** Structured figure records **
******************************

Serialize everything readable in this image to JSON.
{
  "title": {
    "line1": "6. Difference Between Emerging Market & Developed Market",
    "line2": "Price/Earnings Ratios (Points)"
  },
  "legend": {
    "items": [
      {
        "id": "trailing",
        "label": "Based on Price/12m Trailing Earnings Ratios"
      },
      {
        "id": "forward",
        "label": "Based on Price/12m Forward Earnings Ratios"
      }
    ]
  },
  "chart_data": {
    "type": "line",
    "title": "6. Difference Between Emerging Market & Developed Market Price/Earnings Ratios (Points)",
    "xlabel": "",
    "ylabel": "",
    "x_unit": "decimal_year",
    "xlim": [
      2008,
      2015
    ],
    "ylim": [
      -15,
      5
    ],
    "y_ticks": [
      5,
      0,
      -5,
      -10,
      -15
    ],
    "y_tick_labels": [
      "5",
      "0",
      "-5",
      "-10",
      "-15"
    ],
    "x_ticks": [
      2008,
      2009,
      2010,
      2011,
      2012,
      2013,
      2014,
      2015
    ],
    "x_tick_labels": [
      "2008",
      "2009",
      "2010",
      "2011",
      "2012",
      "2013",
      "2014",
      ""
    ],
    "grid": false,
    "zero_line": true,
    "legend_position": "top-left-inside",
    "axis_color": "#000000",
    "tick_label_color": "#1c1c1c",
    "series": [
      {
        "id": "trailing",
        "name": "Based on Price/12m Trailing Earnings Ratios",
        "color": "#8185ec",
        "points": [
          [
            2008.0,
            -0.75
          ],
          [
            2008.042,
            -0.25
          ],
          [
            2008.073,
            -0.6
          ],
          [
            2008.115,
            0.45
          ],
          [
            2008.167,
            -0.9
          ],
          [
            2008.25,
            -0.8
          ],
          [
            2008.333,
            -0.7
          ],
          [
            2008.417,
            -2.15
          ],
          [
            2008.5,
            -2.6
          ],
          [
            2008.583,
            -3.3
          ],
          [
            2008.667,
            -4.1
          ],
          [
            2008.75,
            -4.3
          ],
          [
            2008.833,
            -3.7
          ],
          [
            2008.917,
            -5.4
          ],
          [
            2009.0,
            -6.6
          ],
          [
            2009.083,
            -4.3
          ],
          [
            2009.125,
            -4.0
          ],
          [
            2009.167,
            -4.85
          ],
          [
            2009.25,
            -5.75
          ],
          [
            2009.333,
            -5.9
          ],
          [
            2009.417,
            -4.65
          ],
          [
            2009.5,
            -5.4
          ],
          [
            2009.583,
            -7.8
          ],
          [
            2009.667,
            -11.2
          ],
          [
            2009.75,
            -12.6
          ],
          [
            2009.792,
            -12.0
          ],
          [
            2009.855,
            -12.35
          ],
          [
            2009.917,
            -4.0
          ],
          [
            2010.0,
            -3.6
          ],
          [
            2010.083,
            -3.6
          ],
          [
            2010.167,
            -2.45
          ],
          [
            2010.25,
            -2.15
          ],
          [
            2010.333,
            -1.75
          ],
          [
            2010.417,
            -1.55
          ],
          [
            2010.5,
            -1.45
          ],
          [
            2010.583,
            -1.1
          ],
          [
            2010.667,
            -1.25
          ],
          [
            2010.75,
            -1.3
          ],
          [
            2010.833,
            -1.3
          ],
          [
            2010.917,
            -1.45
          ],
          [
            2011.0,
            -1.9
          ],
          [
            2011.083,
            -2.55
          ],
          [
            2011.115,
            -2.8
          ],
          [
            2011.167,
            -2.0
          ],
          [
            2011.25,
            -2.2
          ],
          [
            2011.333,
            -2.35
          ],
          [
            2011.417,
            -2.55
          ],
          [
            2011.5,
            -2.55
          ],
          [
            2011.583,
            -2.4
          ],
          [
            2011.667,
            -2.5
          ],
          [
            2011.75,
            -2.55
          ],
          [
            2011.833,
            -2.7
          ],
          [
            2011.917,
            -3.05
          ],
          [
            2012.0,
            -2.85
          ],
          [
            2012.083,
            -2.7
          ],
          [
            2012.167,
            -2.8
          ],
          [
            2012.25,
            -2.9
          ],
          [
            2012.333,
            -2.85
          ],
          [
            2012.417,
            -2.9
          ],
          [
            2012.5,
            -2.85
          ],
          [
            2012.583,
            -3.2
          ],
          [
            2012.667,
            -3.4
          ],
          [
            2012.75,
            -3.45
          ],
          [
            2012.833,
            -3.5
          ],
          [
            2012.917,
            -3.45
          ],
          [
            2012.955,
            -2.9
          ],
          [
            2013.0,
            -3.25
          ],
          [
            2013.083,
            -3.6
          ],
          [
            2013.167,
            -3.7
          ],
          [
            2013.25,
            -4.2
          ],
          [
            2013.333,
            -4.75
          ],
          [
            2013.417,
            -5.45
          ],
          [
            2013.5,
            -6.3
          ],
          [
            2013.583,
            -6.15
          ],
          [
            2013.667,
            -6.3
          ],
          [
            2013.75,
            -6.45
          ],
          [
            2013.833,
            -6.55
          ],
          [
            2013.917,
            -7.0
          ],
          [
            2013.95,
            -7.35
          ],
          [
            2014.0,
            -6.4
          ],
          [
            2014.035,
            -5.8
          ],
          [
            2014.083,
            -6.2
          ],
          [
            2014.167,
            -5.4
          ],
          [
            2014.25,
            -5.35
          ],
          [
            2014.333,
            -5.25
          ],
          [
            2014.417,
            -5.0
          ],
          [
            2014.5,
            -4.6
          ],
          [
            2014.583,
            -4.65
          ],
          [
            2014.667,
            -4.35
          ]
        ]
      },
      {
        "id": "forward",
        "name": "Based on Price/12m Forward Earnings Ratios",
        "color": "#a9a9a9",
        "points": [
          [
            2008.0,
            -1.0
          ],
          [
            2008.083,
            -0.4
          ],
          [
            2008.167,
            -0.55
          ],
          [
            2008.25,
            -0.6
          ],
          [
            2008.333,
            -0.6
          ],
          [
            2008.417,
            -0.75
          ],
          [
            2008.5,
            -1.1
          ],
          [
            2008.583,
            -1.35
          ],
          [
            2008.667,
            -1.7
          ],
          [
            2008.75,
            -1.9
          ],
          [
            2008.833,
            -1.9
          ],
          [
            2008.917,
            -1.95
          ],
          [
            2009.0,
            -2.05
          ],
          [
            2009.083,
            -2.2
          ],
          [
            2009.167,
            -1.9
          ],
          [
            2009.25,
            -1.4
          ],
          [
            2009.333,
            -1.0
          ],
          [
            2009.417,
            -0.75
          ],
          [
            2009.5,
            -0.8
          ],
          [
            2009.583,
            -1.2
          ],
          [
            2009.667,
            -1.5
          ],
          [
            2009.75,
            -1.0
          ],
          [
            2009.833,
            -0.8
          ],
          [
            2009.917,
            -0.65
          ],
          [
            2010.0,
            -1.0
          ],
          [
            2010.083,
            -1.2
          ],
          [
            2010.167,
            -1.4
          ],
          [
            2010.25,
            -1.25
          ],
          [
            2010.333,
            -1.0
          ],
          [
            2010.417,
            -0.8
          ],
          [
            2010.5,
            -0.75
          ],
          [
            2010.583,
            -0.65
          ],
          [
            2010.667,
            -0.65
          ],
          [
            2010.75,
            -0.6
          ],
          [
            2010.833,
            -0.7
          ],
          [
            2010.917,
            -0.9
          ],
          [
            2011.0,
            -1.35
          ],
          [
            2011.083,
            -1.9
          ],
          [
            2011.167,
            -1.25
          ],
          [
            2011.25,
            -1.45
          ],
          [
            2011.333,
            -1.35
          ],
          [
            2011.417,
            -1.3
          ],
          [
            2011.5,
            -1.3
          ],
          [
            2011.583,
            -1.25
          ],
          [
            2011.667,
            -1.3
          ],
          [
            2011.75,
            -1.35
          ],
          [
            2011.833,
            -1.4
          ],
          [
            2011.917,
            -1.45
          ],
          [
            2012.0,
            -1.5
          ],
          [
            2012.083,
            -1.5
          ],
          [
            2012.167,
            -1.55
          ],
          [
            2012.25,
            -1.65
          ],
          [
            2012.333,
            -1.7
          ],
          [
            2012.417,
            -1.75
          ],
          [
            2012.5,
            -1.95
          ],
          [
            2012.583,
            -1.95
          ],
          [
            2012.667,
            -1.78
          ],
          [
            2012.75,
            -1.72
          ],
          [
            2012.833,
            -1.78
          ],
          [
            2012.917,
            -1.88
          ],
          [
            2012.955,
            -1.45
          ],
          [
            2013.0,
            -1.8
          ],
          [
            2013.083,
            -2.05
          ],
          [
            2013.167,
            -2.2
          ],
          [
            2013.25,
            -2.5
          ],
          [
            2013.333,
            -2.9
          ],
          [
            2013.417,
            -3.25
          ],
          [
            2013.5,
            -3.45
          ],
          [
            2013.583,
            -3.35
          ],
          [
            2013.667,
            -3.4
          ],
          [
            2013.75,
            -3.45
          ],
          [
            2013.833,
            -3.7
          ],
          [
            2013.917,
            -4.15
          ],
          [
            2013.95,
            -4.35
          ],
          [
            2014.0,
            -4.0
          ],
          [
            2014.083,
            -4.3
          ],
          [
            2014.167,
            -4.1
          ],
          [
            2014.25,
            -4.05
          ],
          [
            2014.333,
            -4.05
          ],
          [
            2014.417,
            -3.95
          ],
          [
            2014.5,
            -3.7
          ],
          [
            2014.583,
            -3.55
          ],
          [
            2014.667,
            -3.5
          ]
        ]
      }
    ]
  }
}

******************************

** YOUR INSTRUCTIONS **
Copy out every line of the material above that mentions the word "Based".

** OUTPUT FOR THIS EXERCISE **
        "label": "Based on Price/12m Trailing Earnings Ratios"
        "label": "Based on Price/12m Forward Earnings Ratios"
        "name": "Based on Price/12m Trailing Earnings Ratios",
        "name": "Based on Price/12m Forward Earnings Ratios",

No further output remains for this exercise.